### Stated task
Retype the whole listing verbatim and keep the pictures out of it.

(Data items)
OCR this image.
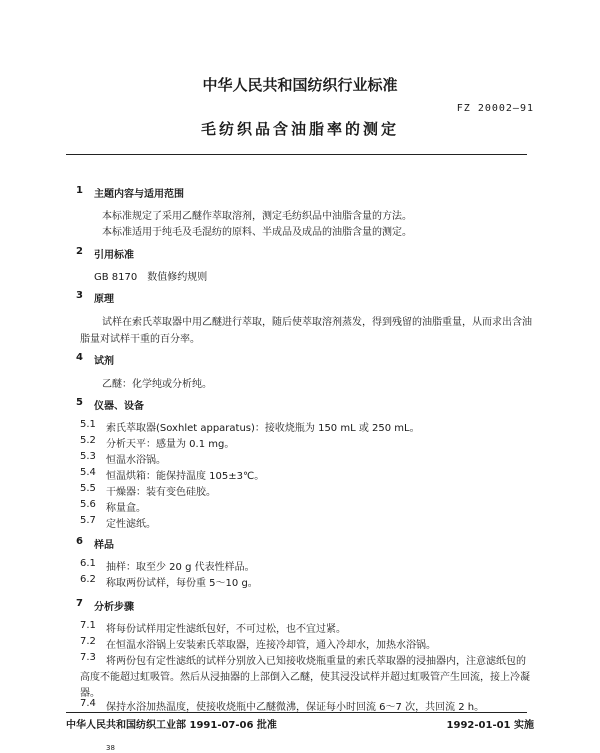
中华人民共和国纺织行业标准
FZ 20002—91
毛纺织品含油脂率的测定
1 主题内容与适用范围
本标准规定了采用乙醚作萃取溶剂，测定毛纺织品中油脂含量的方法。
本标准适用于纯毛及毛混纺的原料、半成品及成品的油脂含量的测定。
2 引用标准
GB 8170　数值修约规则
3 原理
试样在索氏萃取器中用乙醚进行萃取，随后使萃取溶剂蒸发，得到残留的油脂重量，从而求出含油
脂量对试样干重的百分率。
4 试剂
乙醚：化学纯或分析纯。
5 仪器、设备
5.1 索氏萃取器(Soxhlet apparatus)：接收烧瓶为 150 mL 或 250 mL。
5.2 分析天平：感量为 0.1 mg。
5.3 恒温水浴锅。
5.4 恒温烘箱：能保持温度 105±3℃。
5.5 干燥器：装有变色硅胶。
5.6 称量盒。
5.7 定性滤纸。
6 样品
6.1 抽样：取至少 20 g 代表性样品。
6.2 称取两份试样，每份重 5～10 g。
7 分析步骤
7.1 将每份试样用定性滤纸包好，不可过松，也不宜过紧。
7.2 在恒温水浴锅上安装索氏萃取器，连接冷却管，通入冷却水，加热水浴锅。
7.3 将两份包有定性滤纸的试样分别放入已知接收烧瓶重量的索氏萃取器的浸抽器内，注意滤纸包的
高度不能超过虹吸管。然后从浸抽器的上部倒入乙醚，使其浸没试样并超过虹吸管产生回流，接上冷凝
器。
7.4 保持水浴加热温度，使接收烧瓶中乙醚微沸，保证每小时回流 6～7 次，共回流 2 h。
中华人民共和国纺织工业部 1991-07-06 批准	1992-01-01 实施
38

### Reply to the exercise
OCR this image.
中华人民共和国纺织行业标准
FZ 20002—91
毛纺织品含油脂率的测定
1 主题内容与适用范围
本标准规定了采用乙醚作萃取溶剂，测定毛纺织品中油脂含量的方法。
本标准适用于纯毛及毛混纺的原料、半成品及成品的油脂含量的测定。
2 引用标准
GB 8170　数值修约规则
3 原理
试样在索氏萃取器中用乙醚进行萃取，随后使萃取溶剂蒸发，得到残留的油脂重量，从而求出含油
脂量对试样干重的百分率。
4 试剂
乙醚：化学纯或分析纯。
5 仪器、设备
5.1 索氏萃取器(Soxhlet apparatus)：接收烧瓶为 150 mL 或 250 mL。
5.2 分析天平：感量为 0.1 mg。
5.3 恒温水浴锅。
5.4 恒温烘箱：能保持温度 105±3℃。
5.5 干燥器：装有变色硅胶。
5.6 称量盒。
5.7 定性滤纸。
6 样品
6.1 抽样：取至少 20 g 代表性样品。
6.2 称取两份试样，每份重 5～10 g。
7 分析步骤
7.1 将每份试样用定性滤纸包好，不可过松，也不宜过紧。
7.2 在恒温水浴锅上安装索氏萃取器，连接冷却管，通入冷却水，加热水浴锅。
7.3 将两份包有定性滤纸的试样分别放入已知接收烧瓶重量的索氏萃取器的浸抽器内，注意滤纸包的
高度不能超过虹吸管。然后从浸抽器的上部倒入乙醚，使其浸没试样并超过虹吸管产生回流，接上冷凝
器。
7.4 保持水浴加热温度，使接收烧瓶中乙醚微沸，保证每小时回流 6～7 次，共回流 2 h。
中华人民共和国纺织工业部 1991-07-06 批准	1992-01-01 实施
38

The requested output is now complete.